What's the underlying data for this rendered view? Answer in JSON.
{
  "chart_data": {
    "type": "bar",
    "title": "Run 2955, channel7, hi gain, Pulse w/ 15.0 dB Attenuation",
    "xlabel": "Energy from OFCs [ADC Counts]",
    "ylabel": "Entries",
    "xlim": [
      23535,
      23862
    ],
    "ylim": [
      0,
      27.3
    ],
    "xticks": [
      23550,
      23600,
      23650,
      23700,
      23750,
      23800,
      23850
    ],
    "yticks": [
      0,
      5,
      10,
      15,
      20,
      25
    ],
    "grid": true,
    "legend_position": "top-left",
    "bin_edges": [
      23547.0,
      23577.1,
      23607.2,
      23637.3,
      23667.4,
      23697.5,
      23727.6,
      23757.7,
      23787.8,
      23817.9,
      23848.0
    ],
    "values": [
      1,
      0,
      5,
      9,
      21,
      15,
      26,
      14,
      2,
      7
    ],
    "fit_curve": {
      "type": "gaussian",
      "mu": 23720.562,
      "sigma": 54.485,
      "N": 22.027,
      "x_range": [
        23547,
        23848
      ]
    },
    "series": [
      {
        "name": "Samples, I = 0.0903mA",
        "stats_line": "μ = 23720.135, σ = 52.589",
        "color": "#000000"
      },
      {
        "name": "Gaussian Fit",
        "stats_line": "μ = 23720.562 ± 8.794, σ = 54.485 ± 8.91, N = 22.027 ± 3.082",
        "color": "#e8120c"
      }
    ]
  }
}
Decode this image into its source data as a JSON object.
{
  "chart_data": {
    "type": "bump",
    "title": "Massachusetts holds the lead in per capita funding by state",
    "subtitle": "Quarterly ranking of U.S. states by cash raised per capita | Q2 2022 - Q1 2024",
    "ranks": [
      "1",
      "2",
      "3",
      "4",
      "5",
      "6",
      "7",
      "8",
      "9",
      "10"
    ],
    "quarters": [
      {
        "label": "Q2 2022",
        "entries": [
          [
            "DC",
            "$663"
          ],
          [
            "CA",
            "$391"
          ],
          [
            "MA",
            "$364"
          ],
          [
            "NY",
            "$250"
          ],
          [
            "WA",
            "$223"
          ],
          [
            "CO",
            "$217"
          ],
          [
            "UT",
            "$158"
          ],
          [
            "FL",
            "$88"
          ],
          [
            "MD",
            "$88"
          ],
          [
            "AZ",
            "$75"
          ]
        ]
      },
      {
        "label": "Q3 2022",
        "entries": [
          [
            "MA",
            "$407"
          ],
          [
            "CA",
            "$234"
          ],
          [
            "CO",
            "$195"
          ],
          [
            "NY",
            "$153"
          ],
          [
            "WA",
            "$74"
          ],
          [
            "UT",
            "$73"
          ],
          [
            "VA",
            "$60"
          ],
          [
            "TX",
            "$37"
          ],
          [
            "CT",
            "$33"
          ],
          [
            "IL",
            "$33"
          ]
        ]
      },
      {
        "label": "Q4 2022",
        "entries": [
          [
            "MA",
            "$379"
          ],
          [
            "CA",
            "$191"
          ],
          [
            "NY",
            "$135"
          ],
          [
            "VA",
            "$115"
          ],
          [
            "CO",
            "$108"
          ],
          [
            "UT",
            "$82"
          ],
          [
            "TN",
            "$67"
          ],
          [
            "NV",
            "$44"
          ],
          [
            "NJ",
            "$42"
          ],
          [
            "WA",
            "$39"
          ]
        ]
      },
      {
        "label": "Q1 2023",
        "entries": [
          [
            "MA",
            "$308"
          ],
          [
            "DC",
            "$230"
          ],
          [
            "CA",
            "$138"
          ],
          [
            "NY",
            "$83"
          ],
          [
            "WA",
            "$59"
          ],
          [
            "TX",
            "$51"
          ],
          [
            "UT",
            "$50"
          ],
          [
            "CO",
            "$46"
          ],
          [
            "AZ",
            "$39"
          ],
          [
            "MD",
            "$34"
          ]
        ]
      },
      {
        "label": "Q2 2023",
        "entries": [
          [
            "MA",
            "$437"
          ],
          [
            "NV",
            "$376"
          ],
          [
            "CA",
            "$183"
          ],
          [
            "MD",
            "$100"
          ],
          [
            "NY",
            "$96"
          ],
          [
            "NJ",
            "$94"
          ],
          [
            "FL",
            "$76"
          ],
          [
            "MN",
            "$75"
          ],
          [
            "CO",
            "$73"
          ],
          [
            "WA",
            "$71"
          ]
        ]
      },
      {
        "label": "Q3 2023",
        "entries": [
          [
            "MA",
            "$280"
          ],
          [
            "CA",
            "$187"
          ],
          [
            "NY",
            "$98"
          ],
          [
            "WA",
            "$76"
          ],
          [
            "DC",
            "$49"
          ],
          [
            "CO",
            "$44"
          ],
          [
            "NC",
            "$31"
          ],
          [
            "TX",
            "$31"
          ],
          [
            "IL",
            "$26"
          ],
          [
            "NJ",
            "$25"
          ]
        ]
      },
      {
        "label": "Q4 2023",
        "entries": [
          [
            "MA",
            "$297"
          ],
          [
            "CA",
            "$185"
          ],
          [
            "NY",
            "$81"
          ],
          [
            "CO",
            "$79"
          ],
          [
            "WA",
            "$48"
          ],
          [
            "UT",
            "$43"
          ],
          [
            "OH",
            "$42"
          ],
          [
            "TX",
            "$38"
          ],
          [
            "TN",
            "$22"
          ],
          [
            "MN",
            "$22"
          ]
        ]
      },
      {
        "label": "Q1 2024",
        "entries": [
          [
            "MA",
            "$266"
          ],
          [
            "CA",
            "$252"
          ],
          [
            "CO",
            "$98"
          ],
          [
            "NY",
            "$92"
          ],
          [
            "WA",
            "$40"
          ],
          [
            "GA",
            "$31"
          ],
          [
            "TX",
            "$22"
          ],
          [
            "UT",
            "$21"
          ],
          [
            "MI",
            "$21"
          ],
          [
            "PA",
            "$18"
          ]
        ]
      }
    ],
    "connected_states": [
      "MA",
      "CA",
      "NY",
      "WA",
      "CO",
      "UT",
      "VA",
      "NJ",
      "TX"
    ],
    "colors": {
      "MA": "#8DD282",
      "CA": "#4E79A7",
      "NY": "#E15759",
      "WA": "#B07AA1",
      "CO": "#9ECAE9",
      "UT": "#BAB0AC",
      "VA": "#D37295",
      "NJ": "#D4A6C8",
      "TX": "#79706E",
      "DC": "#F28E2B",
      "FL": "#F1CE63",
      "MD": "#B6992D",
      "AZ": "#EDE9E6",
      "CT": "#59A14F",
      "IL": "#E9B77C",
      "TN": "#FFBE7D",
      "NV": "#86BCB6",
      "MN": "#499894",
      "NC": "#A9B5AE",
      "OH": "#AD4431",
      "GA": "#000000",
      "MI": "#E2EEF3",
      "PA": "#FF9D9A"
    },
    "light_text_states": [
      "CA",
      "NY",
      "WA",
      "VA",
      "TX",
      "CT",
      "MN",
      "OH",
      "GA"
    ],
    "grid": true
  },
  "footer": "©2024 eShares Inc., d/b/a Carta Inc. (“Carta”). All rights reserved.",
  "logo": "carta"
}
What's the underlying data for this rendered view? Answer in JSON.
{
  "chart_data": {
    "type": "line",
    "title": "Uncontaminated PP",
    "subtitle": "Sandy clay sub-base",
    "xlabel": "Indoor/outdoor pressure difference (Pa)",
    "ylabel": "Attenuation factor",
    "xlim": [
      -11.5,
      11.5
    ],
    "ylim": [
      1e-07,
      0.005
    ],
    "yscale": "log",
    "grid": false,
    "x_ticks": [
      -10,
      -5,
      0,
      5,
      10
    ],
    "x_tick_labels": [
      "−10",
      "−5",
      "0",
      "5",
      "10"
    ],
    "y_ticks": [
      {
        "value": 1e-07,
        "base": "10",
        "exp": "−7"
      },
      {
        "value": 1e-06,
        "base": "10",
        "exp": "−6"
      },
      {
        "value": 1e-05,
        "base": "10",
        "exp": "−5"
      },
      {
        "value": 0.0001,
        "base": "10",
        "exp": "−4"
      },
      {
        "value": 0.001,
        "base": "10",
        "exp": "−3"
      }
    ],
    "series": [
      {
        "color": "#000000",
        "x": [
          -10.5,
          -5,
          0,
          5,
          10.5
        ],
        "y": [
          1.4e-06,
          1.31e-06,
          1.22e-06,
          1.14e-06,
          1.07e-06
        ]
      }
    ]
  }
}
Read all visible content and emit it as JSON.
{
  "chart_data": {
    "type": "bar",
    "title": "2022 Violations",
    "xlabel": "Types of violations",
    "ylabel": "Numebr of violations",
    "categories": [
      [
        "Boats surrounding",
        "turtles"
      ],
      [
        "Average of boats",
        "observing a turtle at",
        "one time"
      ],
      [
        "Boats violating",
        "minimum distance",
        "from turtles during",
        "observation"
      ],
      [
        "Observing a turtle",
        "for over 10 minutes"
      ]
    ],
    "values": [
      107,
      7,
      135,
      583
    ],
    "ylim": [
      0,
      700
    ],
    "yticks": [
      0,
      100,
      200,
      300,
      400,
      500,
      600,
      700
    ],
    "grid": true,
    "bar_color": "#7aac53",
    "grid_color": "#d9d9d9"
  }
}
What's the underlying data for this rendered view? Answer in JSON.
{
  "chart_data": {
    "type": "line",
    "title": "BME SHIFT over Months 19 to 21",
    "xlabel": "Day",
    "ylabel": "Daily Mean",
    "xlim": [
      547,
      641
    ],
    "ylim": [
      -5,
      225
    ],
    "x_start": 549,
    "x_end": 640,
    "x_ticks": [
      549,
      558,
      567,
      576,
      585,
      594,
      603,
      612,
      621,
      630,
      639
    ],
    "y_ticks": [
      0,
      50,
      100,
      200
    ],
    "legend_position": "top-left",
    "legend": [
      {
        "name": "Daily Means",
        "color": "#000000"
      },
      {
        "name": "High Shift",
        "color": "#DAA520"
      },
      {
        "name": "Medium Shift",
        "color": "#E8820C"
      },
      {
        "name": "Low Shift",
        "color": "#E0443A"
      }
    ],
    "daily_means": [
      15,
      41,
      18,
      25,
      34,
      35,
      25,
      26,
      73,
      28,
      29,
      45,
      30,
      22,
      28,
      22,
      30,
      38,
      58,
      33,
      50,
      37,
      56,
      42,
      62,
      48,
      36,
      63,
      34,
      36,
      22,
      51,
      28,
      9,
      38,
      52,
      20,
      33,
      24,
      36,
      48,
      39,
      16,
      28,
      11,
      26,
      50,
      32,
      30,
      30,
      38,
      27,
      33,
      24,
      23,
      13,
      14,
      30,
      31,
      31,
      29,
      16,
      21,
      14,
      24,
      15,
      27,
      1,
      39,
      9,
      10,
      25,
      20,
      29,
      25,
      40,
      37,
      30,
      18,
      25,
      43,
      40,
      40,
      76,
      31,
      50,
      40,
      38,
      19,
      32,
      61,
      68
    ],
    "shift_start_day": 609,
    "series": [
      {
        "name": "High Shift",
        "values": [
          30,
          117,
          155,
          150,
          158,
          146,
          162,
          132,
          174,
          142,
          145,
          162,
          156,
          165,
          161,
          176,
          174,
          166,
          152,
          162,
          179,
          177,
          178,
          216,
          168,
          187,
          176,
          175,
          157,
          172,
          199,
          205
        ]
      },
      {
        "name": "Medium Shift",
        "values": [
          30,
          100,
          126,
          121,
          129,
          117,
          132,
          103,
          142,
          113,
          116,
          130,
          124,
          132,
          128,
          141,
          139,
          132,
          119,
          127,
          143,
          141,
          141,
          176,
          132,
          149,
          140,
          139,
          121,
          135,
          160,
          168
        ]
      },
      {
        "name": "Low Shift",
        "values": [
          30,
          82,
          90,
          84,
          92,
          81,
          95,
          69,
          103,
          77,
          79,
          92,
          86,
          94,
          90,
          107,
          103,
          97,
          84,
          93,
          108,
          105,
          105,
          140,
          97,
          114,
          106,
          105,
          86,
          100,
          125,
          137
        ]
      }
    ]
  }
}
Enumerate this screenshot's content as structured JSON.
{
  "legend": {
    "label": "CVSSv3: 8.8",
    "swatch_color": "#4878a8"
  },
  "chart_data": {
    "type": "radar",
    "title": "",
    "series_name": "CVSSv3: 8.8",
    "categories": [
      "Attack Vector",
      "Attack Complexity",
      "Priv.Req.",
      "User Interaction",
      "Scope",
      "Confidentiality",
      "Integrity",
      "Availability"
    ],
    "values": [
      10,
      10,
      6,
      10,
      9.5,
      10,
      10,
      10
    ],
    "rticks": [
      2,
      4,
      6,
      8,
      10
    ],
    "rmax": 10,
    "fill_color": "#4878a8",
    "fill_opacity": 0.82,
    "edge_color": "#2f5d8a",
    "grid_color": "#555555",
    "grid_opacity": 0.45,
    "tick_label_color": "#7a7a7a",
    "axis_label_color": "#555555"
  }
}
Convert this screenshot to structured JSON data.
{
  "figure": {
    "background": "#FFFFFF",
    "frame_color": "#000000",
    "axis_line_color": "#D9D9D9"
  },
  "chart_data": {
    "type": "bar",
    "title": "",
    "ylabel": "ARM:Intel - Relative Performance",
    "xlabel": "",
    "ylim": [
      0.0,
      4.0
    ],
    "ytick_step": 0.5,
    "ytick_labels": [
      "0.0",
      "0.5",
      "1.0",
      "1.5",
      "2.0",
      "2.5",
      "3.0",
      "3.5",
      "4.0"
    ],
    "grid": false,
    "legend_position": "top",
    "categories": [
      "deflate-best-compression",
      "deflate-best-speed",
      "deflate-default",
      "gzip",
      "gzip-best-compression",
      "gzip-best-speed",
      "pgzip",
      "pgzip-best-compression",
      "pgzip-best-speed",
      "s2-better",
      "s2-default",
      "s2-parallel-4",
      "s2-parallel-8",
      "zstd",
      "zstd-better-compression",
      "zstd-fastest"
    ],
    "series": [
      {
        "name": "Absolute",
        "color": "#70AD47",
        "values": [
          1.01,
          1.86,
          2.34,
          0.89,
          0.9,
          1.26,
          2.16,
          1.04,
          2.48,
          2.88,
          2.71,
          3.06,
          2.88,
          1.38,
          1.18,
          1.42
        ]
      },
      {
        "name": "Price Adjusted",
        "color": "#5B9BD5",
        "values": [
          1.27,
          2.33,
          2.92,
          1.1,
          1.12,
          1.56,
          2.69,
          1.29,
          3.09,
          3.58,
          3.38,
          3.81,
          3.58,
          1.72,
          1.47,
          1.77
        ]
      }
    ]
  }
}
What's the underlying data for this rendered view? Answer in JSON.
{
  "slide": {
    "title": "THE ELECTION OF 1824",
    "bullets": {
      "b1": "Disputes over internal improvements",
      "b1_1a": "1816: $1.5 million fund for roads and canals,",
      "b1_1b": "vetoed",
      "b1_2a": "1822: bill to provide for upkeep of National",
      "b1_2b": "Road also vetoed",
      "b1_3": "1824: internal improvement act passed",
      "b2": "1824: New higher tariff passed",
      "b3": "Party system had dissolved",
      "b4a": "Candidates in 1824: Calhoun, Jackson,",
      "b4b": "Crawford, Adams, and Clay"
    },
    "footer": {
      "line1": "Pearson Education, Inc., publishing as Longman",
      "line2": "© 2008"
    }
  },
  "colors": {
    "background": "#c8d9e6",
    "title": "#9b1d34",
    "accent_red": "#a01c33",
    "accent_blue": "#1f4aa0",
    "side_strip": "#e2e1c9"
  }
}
*-*-*
#### PROMPT
Going over the lines above, work out how many include "best", then give only that number.

#### EXERCISE RESULT
6